===== RECORDS FOR THE TASK
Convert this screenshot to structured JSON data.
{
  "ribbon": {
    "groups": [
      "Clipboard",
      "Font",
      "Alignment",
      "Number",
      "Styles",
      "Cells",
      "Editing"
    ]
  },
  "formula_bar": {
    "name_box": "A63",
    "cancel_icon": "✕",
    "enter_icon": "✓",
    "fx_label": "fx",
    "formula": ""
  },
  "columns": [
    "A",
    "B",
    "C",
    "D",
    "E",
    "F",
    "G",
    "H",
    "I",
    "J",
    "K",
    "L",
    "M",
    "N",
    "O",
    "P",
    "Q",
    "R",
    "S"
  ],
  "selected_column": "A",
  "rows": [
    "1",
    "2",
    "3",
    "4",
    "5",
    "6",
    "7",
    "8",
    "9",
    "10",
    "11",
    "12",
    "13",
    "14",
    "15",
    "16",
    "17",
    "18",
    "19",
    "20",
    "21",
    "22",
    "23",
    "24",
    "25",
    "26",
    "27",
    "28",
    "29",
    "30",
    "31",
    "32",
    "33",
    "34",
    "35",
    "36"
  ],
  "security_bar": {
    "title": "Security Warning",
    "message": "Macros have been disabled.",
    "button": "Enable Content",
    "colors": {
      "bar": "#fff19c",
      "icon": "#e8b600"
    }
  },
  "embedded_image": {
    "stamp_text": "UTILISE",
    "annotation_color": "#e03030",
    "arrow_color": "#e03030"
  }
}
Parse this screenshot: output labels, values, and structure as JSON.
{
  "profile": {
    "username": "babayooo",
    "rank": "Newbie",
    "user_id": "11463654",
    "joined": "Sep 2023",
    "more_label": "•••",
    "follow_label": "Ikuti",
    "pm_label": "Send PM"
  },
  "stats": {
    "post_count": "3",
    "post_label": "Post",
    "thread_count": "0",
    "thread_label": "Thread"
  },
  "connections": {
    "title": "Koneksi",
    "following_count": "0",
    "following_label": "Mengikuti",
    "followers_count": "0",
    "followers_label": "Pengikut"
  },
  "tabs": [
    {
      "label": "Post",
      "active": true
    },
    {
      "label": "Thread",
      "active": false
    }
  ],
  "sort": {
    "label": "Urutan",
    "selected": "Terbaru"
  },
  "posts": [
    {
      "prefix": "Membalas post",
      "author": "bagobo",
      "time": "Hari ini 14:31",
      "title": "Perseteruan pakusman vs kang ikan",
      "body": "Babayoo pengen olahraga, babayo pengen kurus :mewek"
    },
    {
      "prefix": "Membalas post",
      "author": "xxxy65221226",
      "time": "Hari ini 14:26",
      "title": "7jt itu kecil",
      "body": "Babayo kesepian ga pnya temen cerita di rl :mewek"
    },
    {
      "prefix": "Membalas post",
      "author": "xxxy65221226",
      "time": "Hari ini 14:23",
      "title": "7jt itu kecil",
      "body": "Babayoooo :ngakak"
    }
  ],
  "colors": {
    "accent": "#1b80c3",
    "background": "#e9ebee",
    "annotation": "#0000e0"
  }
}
==========
**INSTRUCTIONS FOR THE TASK**
Extract all of the data shown above and repeat it verbatim.

**SOLUTION FOR THIS EXERCISE**
Convert this screenshot to structured JSON data.
{
  "ribbon": {
    "groups": [
      "Clipboard",
      "Font",
      "Alignment",
      "Number",
      "Styles",
      "Cells",
      "Editing"
    ]
  },
  "formula_bar": {
    "name_box": "A63",
    "cancel_icon": "✕",
    "enter_icon": "✓",
    "fx_label": "fx",
    "formula": ""
  },
  "columns": [
    "A",
    "B",
    "C",
    "D",
    "E",
    "F",
    "G",
    "H",
    "I",
    "J",
    "K",
    "L",
    "M",
    "N",
    "O",
    "P",
    "Q",
    "R",
    "S"
  ],
  "selected_column": "A",
  "rows": [
    "1",
    "2",
    "3",
    "4",
    "5",
    "6",
    "7",
    "8",
    "9",
    "10",
    "11",
    "12",
    "13",
    "14",
    "15",
    "16",
    "17",
    "18",
    "19",
    "20",
    "21",
    "22",
    "23",
    "24",
    "25",
    "26",
    "27",
    "28",
    "29",
    "30",
    "31",
    "32",
    "33",
    "34",
    "35",
    "36"
  ],
  "security_bar": {
    "title": "Security Warning",
    "message": "Macros have been disabled.",
    "button": "Enable Content",
    "colors": {
      "bar": "#fff19c",
      "icon": "#e8b600"
    }
  },
  "embedded_image": {
    "stamp_text": "UTILISE",
    "annotation_color": "#e03030",
    "arrow_color": "#e03030"
  }
}
Parse this screenshot: output labels, values, and structure as JSON.
{
  "profile": {
    "username": "babayooo",
    "rank": "Newbie",
    "user_id": "11463654",
    "joined": "Sep 2023",
    "more_label": "•••",
    "follow_label": "Ikuti",
    "pm_label": "Send PM"
  },
  "stats": {
    "post_count": "3",
    "post_label": "Post",
    "thread_count": "0",
    "thread_label": "Thread"
  },
  "connections": {
    "title": "Koneksi",
    "following_count": "0",
    "following_label": "Mengikuti",
    "followers_count": "0",
    "followers_label": "Pengikut"
  },
  "tabs": [
    {
      "label": "Post",
      "active": true
    },
    {
      "label": "Thread",
      "active": false
    }
  ],
  "sort": {
    "label": "Urutan",
    "selected": "Terbaru"
  },
  "posts": [
    {
      "prefix": "Membalas post",
      "author": "bagobo",
      "time": "Hari ini 14:31",
      "title": "Perseteruan pakusman vs kang ikan",
      "body": "Babayoo pengen olahraga, babayo pengen kurus :mewek"
    },
    {
      "prefix": "Membalas post",
      "author": "xxxy65221226",
      "time": "Hari ini 14:26",
      "title": "7jt itu kecil",
      "body": "Babayo kesepian ga pnya temen cerita di rl :mewek"
    },
    {
      "prefix": "Membalas post",
      "author": "xxxy65221226",
      "time": "Hari ini 14:23",
      "title": "7jt itu kecil",
      "body": "Babayoooo :ngakak"
    }
  ],
  "colors": {
    "accent": "#1b80c3",
    "background": "#e9ebee",
    "annotation": "#0000e0"
  }
}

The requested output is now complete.